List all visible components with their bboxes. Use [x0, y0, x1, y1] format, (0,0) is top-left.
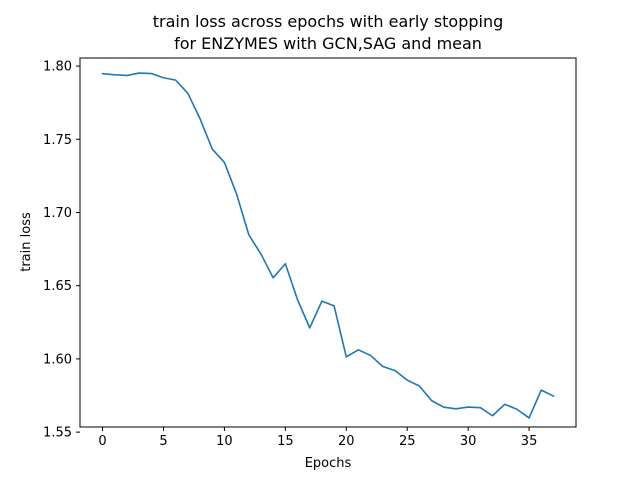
- y-axis-label: train loss: [19, 212, 34, 272]
- y-axis-ticks: 1.55 1.60 1.65 1.70 1.75 1.80: [43, 60, 80, 441]
- x-axis-label: Epochs: [305, 456, 352, 471]
- y-tick-label: 1.65: [43, 279, 72, 294]
- x-tick-label: 5: [159, 434, 167, 449]
- y-tick-label: 1.60: [43, 352, 72, 367]
- plot-area: [80, 58, 576, 427]
- series-line: [101, 72, 555, 419]
- x-tick-label: 35: [521, 434, 538, 449]
- y-tick-label: 1.70: [43, 206, 72, 221]
- y-tick-label: 1.55: [43, 426, 72, 441]
- chart-title-line-1: train loss across epochs with early stop…: [153, 12, 504, 31]
- x-tick-label: 30: [460, 434, 477, 449]
- x-tick-label: 10: [216, 434, 233, 449]
- x-tick-label: 0: [98, 434, 106, 449]
- y-tick-label: 1.80: [43, 60, 72, 75]
- x-tick-label: 15: [277, 434, 294, 449]
- y-tick-label: 1.75: [43, 133, 72, 148]
- series-group: [101, 72, 555, 419]
- plot-frame: [79, 57, 577, 428]
- chart-title-line-2: for ENZYMES with GCN,SAG and mean: [174, 34, 482, 53]
- x-axis-ticks: 0 5 10 15 20 25 30 35: [98, 427, 537, 449]
- x-tick-label: 20: [338, 434, 355, 449]
- x-tick-label: 25: [399, 434, 416, 449]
========================================
=== Task statement ===
The data above must be given again in full and unaltered, minus its images.

=== Task output ===
List all visible components with their bboxes. Use [x0, y0, x1, y1] format, (0,0) is top-left.
- y-axis-label: train loss: [19, 212, 34, 272]
- y-axis-ticks: 1.55 1.60 1.65 1.70 1.75 1.80: [43, 60, 80, 441]
- x-axis-label: Epochs: [305, 456, 352, 471]
- y-tick-label: 1.65: [43, 279, 72, 294]
- x-tick-label: 5: [159, 434, 167, 449]
- y-tick-label: 1.60: [43, 352, 72, 367]
- plot-area: [80, 58, 576, 427]
- series-line: [101, 72, 555, 419]
- x-tick-label: 35: [521, 434, 538, 449]
- y-tick-label: 1.70: [43, 206, 72, 221]
- y-tick-label: 1.55: [43, 426, 72, 441]
- chart-title-line-1: train loss across epochs with early stop…: [153, 12, 504, 31]
- x-tick-label: 30: [460, 434, 477, 449]
- x-tick-label: 10: [216, 434, 233, 449]
- x-tick-label: 0: [98, 434, 106, 449]
- y-tick-label: 1.80: [43, 60, 72, 75]
- x-tick-label: 15: [277, 434, 294, 449]
- y-tick-label: 1.75: [43, 133, 72, 148]
- series-group: [101, 72, 555, 419]
- plot-frame: [79, 57, 577, 428]
- chart-title-line-2: for ENZYMES with GCN,SAG and mean: [174, 34, 482, 53]
- x-axis-ticks: 0 5 10 15 20 25 30 35: [98, 427, 537, 449]
- x-tick-label: 20: [338, 434, 355, 449]
- x-tick-label: 25: [399, 434, 416, 449]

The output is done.